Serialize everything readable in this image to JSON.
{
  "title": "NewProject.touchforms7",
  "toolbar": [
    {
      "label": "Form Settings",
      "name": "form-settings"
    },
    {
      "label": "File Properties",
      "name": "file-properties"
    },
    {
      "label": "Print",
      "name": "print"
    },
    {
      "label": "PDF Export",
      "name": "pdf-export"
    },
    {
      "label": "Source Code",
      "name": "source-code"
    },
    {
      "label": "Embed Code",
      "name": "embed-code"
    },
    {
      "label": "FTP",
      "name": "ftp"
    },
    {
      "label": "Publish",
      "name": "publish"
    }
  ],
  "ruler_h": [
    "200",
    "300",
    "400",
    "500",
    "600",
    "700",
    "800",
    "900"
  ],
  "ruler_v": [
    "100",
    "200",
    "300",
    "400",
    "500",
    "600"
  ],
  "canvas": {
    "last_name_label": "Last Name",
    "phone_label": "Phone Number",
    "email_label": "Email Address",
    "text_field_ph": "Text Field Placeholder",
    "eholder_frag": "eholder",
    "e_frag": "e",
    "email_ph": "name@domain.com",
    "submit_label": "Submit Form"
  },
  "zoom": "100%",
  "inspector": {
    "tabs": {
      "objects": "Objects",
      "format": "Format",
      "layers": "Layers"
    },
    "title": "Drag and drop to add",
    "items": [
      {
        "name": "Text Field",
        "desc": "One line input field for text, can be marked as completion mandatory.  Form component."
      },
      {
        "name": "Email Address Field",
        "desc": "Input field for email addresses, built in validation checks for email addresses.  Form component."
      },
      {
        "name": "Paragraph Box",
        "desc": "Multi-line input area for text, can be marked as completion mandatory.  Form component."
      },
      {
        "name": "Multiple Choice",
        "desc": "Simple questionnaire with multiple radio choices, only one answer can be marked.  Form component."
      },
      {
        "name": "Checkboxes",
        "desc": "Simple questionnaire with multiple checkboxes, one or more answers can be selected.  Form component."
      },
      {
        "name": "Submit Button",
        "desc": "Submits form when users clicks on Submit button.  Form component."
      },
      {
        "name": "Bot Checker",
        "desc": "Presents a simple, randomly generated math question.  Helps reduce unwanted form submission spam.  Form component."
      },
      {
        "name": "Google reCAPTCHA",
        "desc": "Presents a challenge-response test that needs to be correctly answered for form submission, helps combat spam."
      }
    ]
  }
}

WHAT NEEDS TO BE DONE: Return each entry from the material above exactly as it appears.

THE COMPLETED TASK:
Serialize everything readable in this image to JSON.
{
  "title": "NewProject.touchforms7",
  "toolbar": [
    {
      "label": "Form Settings",
      "name": "form-settings"
    },
    {
      "label": "File Properties",
      "name": "file-properties"
    },
    {
      "label": "Print",
      "name": "print"
    },
    {
      "label": "PDF Export",
      "name": "pdf-export"
    },
    {
      "label": "Source Code",
      "name": "source-code"
    },
    {
      "label": "Embed Code",
      "name": "embed-code"
    },
    {
      "label": "FTP",
      "name": "ftp"
    },
    {
      "label": "Publish",
      "name": "publish"
    }
  ],
  "ruler_h": [
    "200",
    "300",
    "400",
    "500",
    "600",
    "700",
    "800",
    "900"
  ],
  "ruler_v": [
    "100",
    "200",
    "300",
    "400",
    "500",
    "600"
  ],
  "canvas": {
    "last_name_label": "Last Name",
    "phone_label": "Phone Number",
    "email_label": "Email Address",
    "text_field_ph": "Text Field Placeholder",
    "eholder_frag": "eholder",
    "e_frag": "e",
    "email_ph": "name@domain.com",
    "submit_label": "Submit Form"
  },
  "zoom": "100%",
  "inspector": {
    "tabs": {
      "objects": "Objects",
      "format": "Format",
      "layers": "Layers"
    },
    "title": "Drag and drop to add",
    "items": [
      {
        "name": "Text Field",
        "desc": "One line input field for text, can be marked as completion mandatory.  Form component."
      },
      {
        "name": "Email Address Field",
        "desc": "Input field for email addresses, built in validation checks for email addresses.  Form component."
      },
      {
        "name": "Paragraph Box",
        "desc": "Multi-line input area for text, can be marked as completion mandatory.  Form component."
      },
      {
        "name": "Multiple Choice",
        "desc": "Simple questionnaire with multiple radio choices, only one answer can be marked.  Form component."
      },
      {
        "name": "Checkboxes",
        "desc": "Simple questionnaire with multiple checkboxes, one or more answers can be selected.  Form component."
      },
      {
        "name": "Submit Button",
        "desc": "Submits form when users clicks on Submit button.  Form component."
      },
      {
        "name": "Bot Checker",
        "desc": "Presents a simple, randomly generated math question.  Helps reduce unwanted form submission spam.  Form component."
      },
      {
        "name": "Google reCAPTCHA",
        "desc": "Presents a challenge-response test that needs to be correctly answered for form submission, helps combat spam."
      }
    ]
  }
}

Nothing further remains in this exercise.